■ Dataset extract ■
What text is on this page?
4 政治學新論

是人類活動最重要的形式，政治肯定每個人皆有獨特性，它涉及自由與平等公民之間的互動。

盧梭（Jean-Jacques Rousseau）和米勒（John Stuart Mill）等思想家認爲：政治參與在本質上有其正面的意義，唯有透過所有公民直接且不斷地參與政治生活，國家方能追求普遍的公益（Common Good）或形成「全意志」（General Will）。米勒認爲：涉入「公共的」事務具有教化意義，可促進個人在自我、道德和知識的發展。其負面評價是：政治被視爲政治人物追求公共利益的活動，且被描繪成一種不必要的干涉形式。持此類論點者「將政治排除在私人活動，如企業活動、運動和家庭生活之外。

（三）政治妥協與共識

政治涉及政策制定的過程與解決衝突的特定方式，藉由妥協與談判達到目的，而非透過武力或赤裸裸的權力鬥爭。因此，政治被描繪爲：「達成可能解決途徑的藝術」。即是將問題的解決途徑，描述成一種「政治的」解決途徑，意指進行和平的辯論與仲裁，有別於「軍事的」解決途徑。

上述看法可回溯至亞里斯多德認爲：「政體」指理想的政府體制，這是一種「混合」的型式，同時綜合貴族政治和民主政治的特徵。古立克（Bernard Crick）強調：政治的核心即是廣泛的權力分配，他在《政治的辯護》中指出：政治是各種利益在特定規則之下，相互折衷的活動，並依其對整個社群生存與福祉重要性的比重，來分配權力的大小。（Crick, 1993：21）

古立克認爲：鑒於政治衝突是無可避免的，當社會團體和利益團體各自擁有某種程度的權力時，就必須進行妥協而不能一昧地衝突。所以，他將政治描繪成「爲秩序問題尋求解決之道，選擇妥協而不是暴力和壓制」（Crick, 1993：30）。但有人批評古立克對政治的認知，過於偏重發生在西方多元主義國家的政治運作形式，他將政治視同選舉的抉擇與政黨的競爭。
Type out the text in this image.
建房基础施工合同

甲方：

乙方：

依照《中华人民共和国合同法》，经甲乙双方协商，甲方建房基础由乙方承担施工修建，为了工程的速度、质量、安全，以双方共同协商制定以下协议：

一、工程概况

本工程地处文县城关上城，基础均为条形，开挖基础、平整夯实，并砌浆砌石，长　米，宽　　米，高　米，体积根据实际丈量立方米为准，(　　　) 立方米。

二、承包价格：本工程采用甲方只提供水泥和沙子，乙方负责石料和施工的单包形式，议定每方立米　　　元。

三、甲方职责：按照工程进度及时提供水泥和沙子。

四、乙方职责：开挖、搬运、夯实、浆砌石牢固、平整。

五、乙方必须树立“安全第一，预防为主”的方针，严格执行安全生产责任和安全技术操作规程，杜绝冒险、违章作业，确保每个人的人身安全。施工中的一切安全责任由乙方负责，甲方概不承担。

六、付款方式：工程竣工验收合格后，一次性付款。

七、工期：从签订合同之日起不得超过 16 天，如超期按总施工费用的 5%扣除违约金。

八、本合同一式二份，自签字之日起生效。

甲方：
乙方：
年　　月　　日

■ Your instructions ■
Identify how many lines in the entries above include the string "text", then state that number alone.

■ Solution to the exercise ■
2